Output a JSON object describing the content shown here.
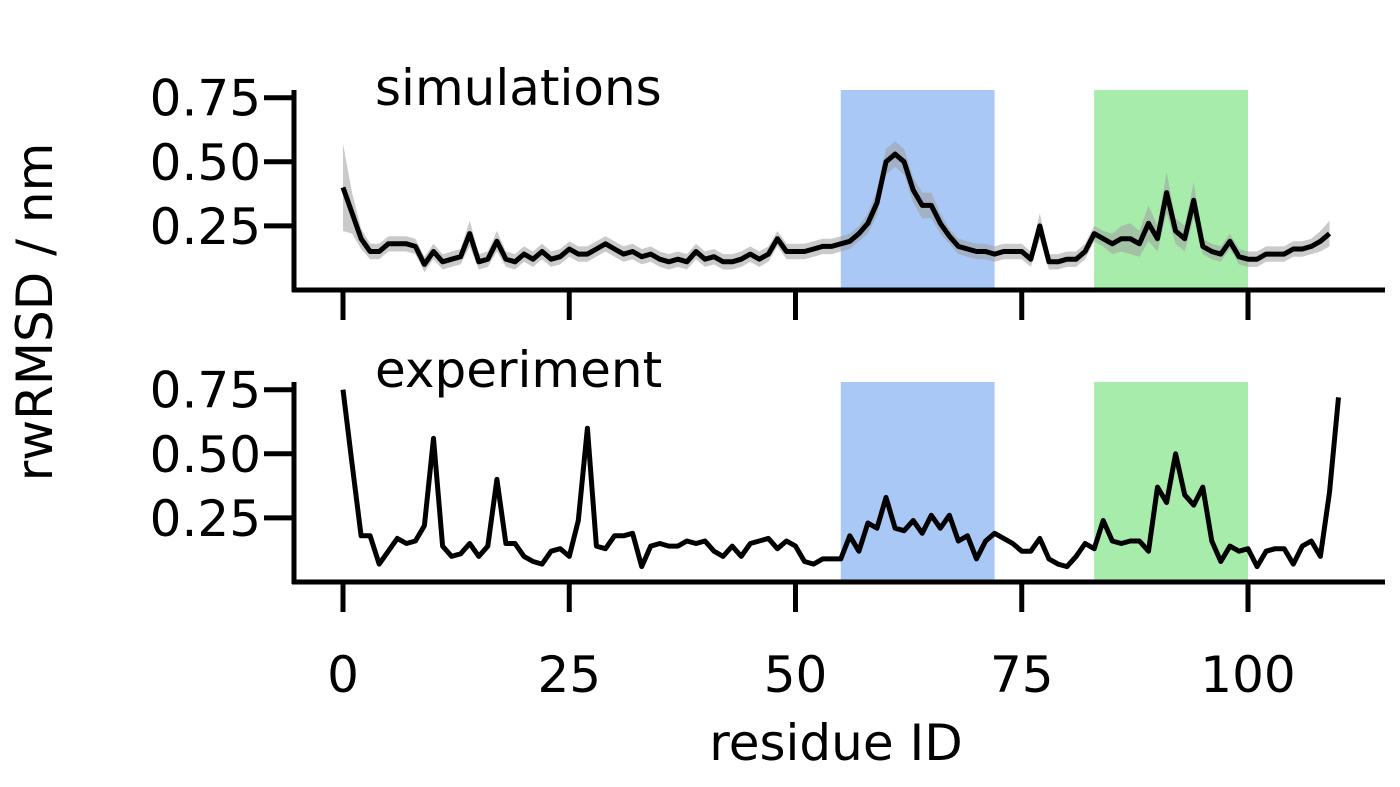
{
  "chart_data": {
    "type": "line",
    "xlabel": "residue ID",
    "ylabel": "rwRMSD / nm",
    "xlim": [
      -5,
      114
    ],
    "xticks": [
      0,
      25,
      50,
      75,
      100
    ],
    "xtick_labels": [
      "0",
      "25",
      "50",
      "75",
      "100"
    ],
    "yticks": [
      0.25,
      0.5,
      0.75
    ],
    "ytick_labels": [
      "0.25",
      "0.50",
      "0.75"
    ],
    "grid": false,
    "line_color": "#000000",
    "band_color": "#9e9e9e",
    "regions": [
      {
        "start": 55,
        "end": 72,
        "color": "#a9c8f5"
      },
      {
        "start": 83,
        "end": 100,
        "color": "#a8ecac"
      }
    ],
    "panels": [
      {
        "title": "simulations",
        "ylim": [
          0,
          0.78
        ],
        "x_start": 0,
        "values": [
          0.4,
          0.3,
          0.2,
          0.15,
          0.15,
          0.18,
          0.18,
          0.18,
          0.17,
          0.1,
          0.15,
          0.11,
          0.12,
          0.13,
          0.22,
          0.11,
          0.12,
          0.19,
          0.12,
          0.11,
          0.14,
          0.12,
          0.15,
          0.12,
          0.13,
          0.16,
          0.14,
          0.14,
          0.16,
          0.18,
          0.16,
          0.14,
          0.15,
          0.13,
          0.14,
          0.12,
          0.11,
          0.12,
          0.11,
          0.15,
          0.12,
          0.13,
          0.11,
          0.11,
          0.12,
          0.14,
          0.12,
          0.14,
          0.2,
          0.15,
          0.15,
          0.15,
          0.16,
          0.17,
          0.17,
          0.18,
          0.19,
          0.22,
          0.26,
          0.34,
          0.5,
          0.53,
          0.5,
          0.39,
          0.33,
          0.33,
          0.26,
          0.21,
          0.17,
          0.16,
          0.15,
          0.15,
          0.14,
          0.15,
          0.15,
          0.15,
          0.12,
          0.25,
          0.11,
          0.11,
          0.12,
          0.12,
          0.15,
          0.22,
          0.2,
          0.18,
          0.2,
          0.2,
          0.18,
          0.26,
          0.2,
          0.38,
          0.23,
          0.2,
          0.35,
          0.17,
          0.15,
          0.14,
          0.19,
          0.13,
          0.12,
          0.12,
          0.14,
          0.14,
          0.14,
          0.16,
          0.16,
          0.17,
          0.19,
          0.22
        ],
        "band": [
          0.17,
          0.08,
          0.04,
          0.03,
          0.03,
          0.03,
          0.03,
          0.03,
          0.03,
          0.03,
          0.03,
          0.03,
          0.03,
          0.03,
          0.05,
          0.03,
          0.03,
          0.04,
          0.03,
          0.03,
          0.03,
          0.03,
          0.03,
          0.03,
          0.03,
          0.03,
          0.03,
          0.03,
          0.03,
          0.03,
          0.03,
          0.03,
          0.03,
          0.03,
          0.03,
          0.03,
          0.03,
          0.03,
          0.03,
          0.03,
          0.03,
          0.03,
          0.03,
          0.03,
          0.03,
          0.03,
          0.03,
          0.03,
          0.03,
          0.03,
          0.03,
          0.03,
          0.03,
          0.03,
          0.03,
          0.03,
          0.03,
          0.03,
          0.04,
          0.05,
          0.05,
          0.05,
          0.05,
          0.05,
          0.05,
          0.05,
          0.04,
          0.03,
          0.03,
          0.03,
          0.03,
          0.03,
          0.03,
          0.03,
          0.03,
          0.03,
          0.03,
          0.05,
          0.03,
          0.03,
          0.03,
          0.03,
          0.03,
          0.03,
          0.03,
          0.04,
          0.05,
          0.06,
          0.05,
          0.07,
          0.05,
          0.08,
          0.05,
          0.05,
          0.07,
          0.03,
          0.03,
          0.03,
          0.03,
          0.03,
          0.03,
          0.03,
          0.03,
          0.03,
          0.03,
          0.03,
          0.03,
          0.03,
          0.04,
          0.05
        ]
      },
      {
        "title": "experiment",
        "ylim": [
          0,
          0.78
        ],
        "x_start": 0,
        "values": [
          0.75,
          0.46,
          0.18,
          0.18,
          0.07,
          0.12,
          0.17,
          0.15,
          0.16,
          0.22,
          0.56,
          0.14,
          0.1,
          0.11,
          0.15,
          0.1,
          0.14,
          0.4,
          0.15,
          0.15,
          0.1,
          0.08,
          0.07,
          0.12,
          0.13,
          0.1,
          0.24,
          0.6,
          0.14,
          0.13,
          0.18,
          0.18,
          0.19,
          0.06,
          0.14,
          0.15,
          0.14,
          0.14,
          0.16,
          0.15,
          0.16,
          0.12,
          0.1,
          0.14,
          0.1,
          0.15,
          0.16,
          0.17,
          0.13,
          0.16,
          0.14,
          0.08,
          0.07,
          0.09,
          0.09,
          0.09,
          0.18,
          0.12,
          0.23,
          0.21,
          0.33,
          0.21,
          0.2,
          0.24,
          0.19,
          0.26,
          0.21,
          0.26,
          0.16,
          0.18,
          0.09,
          0.16,
          0.19,
          0.17,
          0.15,
          0.12,
          0.12,
          0.17,
          0.09,
          0.07,
          0.06,
          0.1,
          0.15,
          0.13,
          0.24,
          0.16,
          0.15,
          0.16,
          0.16,
          0.12,
          0.37,
          0.31,
          0.5,
          0.34,
          0.3,
          0.37,
          0.16,
          0.08,
          0.14,
          0.12,
          0.13,
          0.06,
          0.12,
          0.13,
          0.13,
          0.07,
          0.14,
          0.16,
          0.1,
          0.35,
          0.72
        ]
      }
    ]
  }
}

- **Problem to work on**:
Leave out the pictures and output every record above precisely as given.

- **Result**:
Output a JSON object describing the content shown here.
{
  "chart_data": {
    "type": "line",
    "xlabel": "residue ID",
    "ylabel": "rwRMSD / nm",
    "xlim": [
      -5,
      114
    ],
    "xticks": [
      0,
      25,
      50,
      75,
      100
    ],
    "xtick_labels": [
      "0",
      "25",
      "50",
      "75",
      "100"
    ],
    "yticks": [
      0.25,
      0.5,
      0.75
    ],
    "ytick_labels": [
      "0.25",
      "0.50",
      "0.75"
    ],
    "grid": false,
    "line_color": "#000000",
    "band_color": "#9e9e9e",
    "regions": [
      {
        "start": 55,
        "end": 72,
        "color": "#a9c8f5"
      },
      {
        "start": 83,
        "end": 100,
        "color": "#a8ecac"
      }
    ],
    "panels": [
      {
        "title": "simulations",
        "ylim": [
          0,
          0.78
        ],
        "x_start": 0,
        "values": [
          0.4,
          0.3,
          0.2,
          0.15,
          0.15,
          0.18,
          0.18,
          0.18,
          0.17,
          0.1,
          0.15,
          0.11,
          0.12,
          0.13,
          0.22,
          0.11,
          0.12,
          0.19,
          0.12,
          0.11,
          0.14,
          0.12,
          0.15,
          0.12,
          0.13,
          0.16,
          0.14,
          0.14,
          0.16,
          0.18,
          0.16,
          0.14,
          0.15,
          0.13,
          0.14,
          0.12,
          0.11,
          0.12,
          0.11,
          0.15,
          0.12,
          0.13,
          0.11,
          0.11,
          0.12,
          0.14,
          0.12,
          0.14,
          0.2,
          0.15,
          0.15,
          0.15,
          0.16,
          0.17,
          0.17,
          0.18,
          0.19,
          0.22,
          0.26,
          0.34,
          0.5,
          0.53,
          0.5,
          0.39,
          0.33,
          0.33,
          0.26,
          0.21,
          0.17,
          0.16,
          0.15,
          0.15,
          0.14,
          0.15,
          0.15,
          0.15,
          0.12,
          0.25,
          0.11,
          0.11,
          0.12,
          0.12,
          0.15,
          0.22,
          0.2,
          0.18,
          0.2,
          0.2,
          0.18,
          0.26,
          0.2,
          0.38,
          0.23,
          0.2,
          0.35,
          0.17,
          0.15,
          0.14,
          0.19,
          0.13,
          0.12,
          0.12,
          0.14,
          0.14,
          0.14,
          0.16,
          0.16,
          0.17,
          0.19,
          0.22
        ],
        "band": [
          0.17,
          0.08,
          0.04,
          0.03,
          0.03,
          0.03,
          0.03,
          0.03,
          0.03,
          0.03,
          0.03,
          0.03,
          0.03,
          0.03,
          0.05,
          0.03,
          0.03,
          0.04,
          0.03,
          0.03,
          0.03,
          0.03,
          0.03,
          0.03,
          0.03,
          0.03,
          0.03,
          0.03,
          0.03,
          0.03,
          0.03,
          0.03,
          0.03,
          0.03,
          0.03,
          0.03,
          0.03,
          0.03,
          0.03,
          0.03,
          0.03,
          0.03,
          0.03,
          0.03,
          0.03,
          0.03,
          0.03,
          0.03,
          0.03,
          0.03,
          0.03,
          0.03,
          0.03,
          0.03,
          0.03,
          0.03,
          0.03,
          0.03,
          0.04,
          0.05,
          0.05,
          0.05,
          0.05,
          0.05,
          0.05,
          0.05,
          0.04,
          0.03,
          0.03,
          0.03,
          0.03,
          0.03,
          0.03,
          0.03,
          0.03,
          0.03,
          0.03,
          0.05,
          0.03,
          0.03,
          0.03,
          0.03,
          0.03,
          0.03,
          0.03,
          0.04,
          0.05,
          0.06,
          0.05,
          0.07,
          0.05,
          0.08,
          0.05,
          0.05,
          0.07,
          0.03,
          0.03,
          0.03,
          0.03,
          0.03,
          0.03,
          0.03,
          0.03,
          0.03,
          0.03,
          0.03,
          0.03,
          0.03,
          0.04,
          0.05
        ]
      },
      {
        "title": "experiment",
        "ylim": [
          0,
          0.78
        ],
        "x_start": 0,
        "values": [
          0.75,
          0.46,
          0.18,
          0.18,
          0.07,
          0.12,
          0.17,
          0.15,
          0.16,
          0.22,
          0.56,
          0.14,
          0.1,
          0.11,
          0.15,
          0.1,
          0.14,
          0.4,
          0.15,
          0.15,
          0.1,
          0.08,
          0.07,
          0.12,
          0.13,
          0.1,
          0.24,
          0.6,
          0.14,
          0.13,
          0.18,
          0.18,
          0.19,
          0.06,
          0.14,
          0.15,
          0.14,
          0.14,
          0.16,
          0.15,
          0.16,
          0.12,
          0.1,
          0.14,
          0.1,
          0.15,
          0.16,
          0.17,
          0.13,
          0.16,
          0.14,
          0.08,
          0.07,
          0.09,
          0.09,
          0.09,
          0.18,
          0.12,
          0.23,
          0.21,
          0.33,
          0.21,
          0.2,
          0.24,
          0.19,
          0.26,
          0.21,
          0.26,
          0.16,
          0.18,
          0.09,
          0.16,
          0.19,
          0.17,
          0.15,
          0.12,
          0.12,
          0.17,
          0.09,
          0.07,
          0.06,
          0.1,
          0.15,
          0.13,
          0.24,
          0.16,
          0.15,
          0.16,
          0.16,
          0.12,
          0.37,
          0.31,
          0.5,
          0.34,
          0.3,
          0.37,
          0.16,
          0.08,
          0.14,
          0.12,
          0.13,
          0.06,
          0.12,
          0.13,
          0.13,
          0.07,
          0.14,
          0.16,
          0.1,
          0.35,
          0.72
        ]
      }
    ]
  }
}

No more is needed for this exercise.